[Rows from a dataset]
begin

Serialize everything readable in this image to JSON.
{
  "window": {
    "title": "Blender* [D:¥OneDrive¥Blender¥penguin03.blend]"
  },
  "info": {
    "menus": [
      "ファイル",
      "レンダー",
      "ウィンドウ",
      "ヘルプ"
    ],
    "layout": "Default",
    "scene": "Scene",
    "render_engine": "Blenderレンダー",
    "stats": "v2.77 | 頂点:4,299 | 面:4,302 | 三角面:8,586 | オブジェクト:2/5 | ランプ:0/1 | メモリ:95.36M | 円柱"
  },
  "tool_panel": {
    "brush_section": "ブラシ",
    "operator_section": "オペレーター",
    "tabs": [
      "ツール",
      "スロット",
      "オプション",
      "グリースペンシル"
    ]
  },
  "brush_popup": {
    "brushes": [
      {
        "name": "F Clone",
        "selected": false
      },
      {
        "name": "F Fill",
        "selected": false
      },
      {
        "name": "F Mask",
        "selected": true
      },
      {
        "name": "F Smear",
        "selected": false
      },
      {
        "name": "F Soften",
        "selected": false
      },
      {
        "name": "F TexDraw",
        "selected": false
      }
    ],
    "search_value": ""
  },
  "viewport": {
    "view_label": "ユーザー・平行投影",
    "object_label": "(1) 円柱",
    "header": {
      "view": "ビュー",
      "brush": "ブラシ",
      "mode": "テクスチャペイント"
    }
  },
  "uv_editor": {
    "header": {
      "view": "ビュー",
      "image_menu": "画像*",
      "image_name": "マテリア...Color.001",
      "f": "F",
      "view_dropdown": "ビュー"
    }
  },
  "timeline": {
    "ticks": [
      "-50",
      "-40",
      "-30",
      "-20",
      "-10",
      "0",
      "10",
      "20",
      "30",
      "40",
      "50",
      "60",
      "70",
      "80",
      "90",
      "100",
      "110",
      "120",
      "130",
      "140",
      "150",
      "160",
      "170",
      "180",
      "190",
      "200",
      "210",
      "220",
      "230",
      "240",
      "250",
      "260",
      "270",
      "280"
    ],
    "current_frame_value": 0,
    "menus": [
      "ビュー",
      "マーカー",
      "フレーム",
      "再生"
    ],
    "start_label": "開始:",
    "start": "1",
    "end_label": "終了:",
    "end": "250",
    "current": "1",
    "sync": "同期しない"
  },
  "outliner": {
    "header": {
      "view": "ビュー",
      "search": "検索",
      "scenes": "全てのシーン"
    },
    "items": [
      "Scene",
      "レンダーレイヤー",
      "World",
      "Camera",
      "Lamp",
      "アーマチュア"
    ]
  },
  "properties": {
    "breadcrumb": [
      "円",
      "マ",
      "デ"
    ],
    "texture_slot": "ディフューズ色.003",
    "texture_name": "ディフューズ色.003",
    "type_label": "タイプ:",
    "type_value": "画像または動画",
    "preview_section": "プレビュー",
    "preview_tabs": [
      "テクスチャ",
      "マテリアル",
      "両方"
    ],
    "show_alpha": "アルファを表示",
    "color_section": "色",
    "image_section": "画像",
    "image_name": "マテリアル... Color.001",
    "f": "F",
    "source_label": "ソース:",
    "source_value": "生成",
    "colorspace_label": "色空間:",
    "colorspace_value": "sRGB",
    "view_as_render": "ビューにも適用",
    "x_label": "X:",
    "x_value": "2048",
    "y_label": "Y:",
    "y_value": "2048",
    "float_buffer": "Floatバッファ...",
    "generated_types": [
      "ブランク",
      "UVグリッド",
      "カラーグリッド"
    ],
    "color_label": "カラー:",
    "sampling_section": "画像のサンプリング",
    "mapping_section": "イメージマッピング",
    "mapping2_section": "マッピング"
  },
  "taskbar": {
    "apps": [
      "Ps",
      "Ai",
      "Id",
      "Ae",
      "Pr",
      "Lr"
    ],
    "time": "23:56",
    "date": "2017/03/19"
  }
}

end

### [Exercise description]
Your task is to transcribe the material exactly.

### [Solution]
Serialize everything readable in this image to JSON.
{
  "window": {
    "title": "Blender* [D:¥OneDrive¥Blender¥penguin03.blend]"
  },
  "info": {
    "menus": [
      "ファイル",
      "レンダー",
      "ウィンドウ",
      "ヘルプ"
    ],
    "layout": "Default",
    "scene": "Scene",
    "render_engine": "Blenderレンダー",
    "stats": "v2.77 | 頂点:4,299 | 面:4,302 | 三角面:8,586 | オブジェクト:2/5 | ランプ:0/1 | メモリ:95.36M | 円柱"
  },
  "tool_panel": {
    "brush_section": "ブラシ",
    "operator_section": "オペレーター",
    "tabs": [
      "ツール",
      "スロット",
      "オプション",
      "グリースペンシル"
    ]
  },
  "brush_popup": {
    "brushes": [
      {
        "name": "F Clone",
        "selected": false
      },
      {
        "name": "F Fill",
        "selected": false
      },
      {
        "name": "F Mask",
        "selected": true
      },
      {
        "name": "F Smear",
        "selected": false
      },
      {
        "name": "F Soften",
        "selected": false
      },
      {
        "name": "F TexDraw",
        "selected": false
      }
    ],
    "search_value": ""
  },
  "viewport": {
    "view_label": "ユーザー・平行投影",
    "object_label": "(1) 円柱",
    "header": {
      "view": "ビュー",
      "brush": "ブラシ",
      "mode": "テクスチャペイント"
    }
  },
  "uv_editor": {
    "header": {
      "view": "ビュー",
      "image_menu": "画像*",
      "image_name": "マテリア...Color.001",
      "f": "F",
      "view_dropdown": "ビュー"
    }
  },
  "timeline": {
    "ticks": [
      "-50",
      "-40",
      "-30",
      "-20",
      "-10",
      "0",
      "10",
      "20",
      "30",
      "40",
      "50",
      "60",
      "70",
      "80",
      "90",
      "100",
      "110",
      "120",
      "130",
      "140",
      "150",
      "160",
      "170",
      "180",
      "190",
      "200",
      "210",
      "220",
      "230",
      "240",
      "250",
      "260",
      "270",
      "280"
    ],
    "current_frame_value": 0,
    "menus": [
      "ビュー",
      "マーカー",
      "フレーム",
      "再生"
    ],
    "start_label": "開始:",
    "start": "1",
    "end_label": "終了:",
    "end": "250",
    "current": "1",
    "sync": "同期しない"
  },
  "outliner": {
    "header": {
      "view": "ビュー",
      "search": "検索",
      "scenes": "全てのシーン"
    },
    "items": [
      "Scene",
      "レンダーレイヤー",
      "World",
      "Camera",
      "Lamp",
      "アーマチュア"
    ]
  },
  "properties": {
    "breadcrumb": [
      "円",
      "マ",
      "デ"
    ],
    "texture_slot": "ディフューズ色.003",
    "texture_name": "ディフューズ色.003",
    "type_label": "タイプ:",
    "type_value": "画像または動画",
    "preview_section": "プレビュー",
    "preview_tabs": [
      "テクスチャ",
      "マテリアル",
      "両方"
    ],
    "show_alpha": "アルファを表示",
    "color_section": "色",
    "image_section": "画像",
    "image_name": "マテリアル... Color.001",
    "f": "F",
    "source_label": "ソース:",
    "source_value": "生成",
    "colorspace_label": "色空間:",
    "colorspace_value": "sRGB",
    "view_as_render": "ビューにも適用",
    "x_label": "X:",
    "x_value": "2048",
    "y_label": "Y:",
    "y_value": "2048",
    "float_buffer": "Floatバッファ...",
    "generated_types": [
      "ブランク",
      "UVグリッド",
      "カラーグリッド"
    ],
    "color_label": "カラー:",
    "sampling_section": "画像のサンプリング",
    "mapping_section": "イメージマッピング",
    "mapping2_section": "マッピング"
  },
  "taskbar": {
    "apps": [
      "Ps",
      "Ai",
      "Id",
      "Ae",
      "Pr",
      "Lr"
    ],
    "time": "23:56",
    "date": "2017/03/19"
  }
}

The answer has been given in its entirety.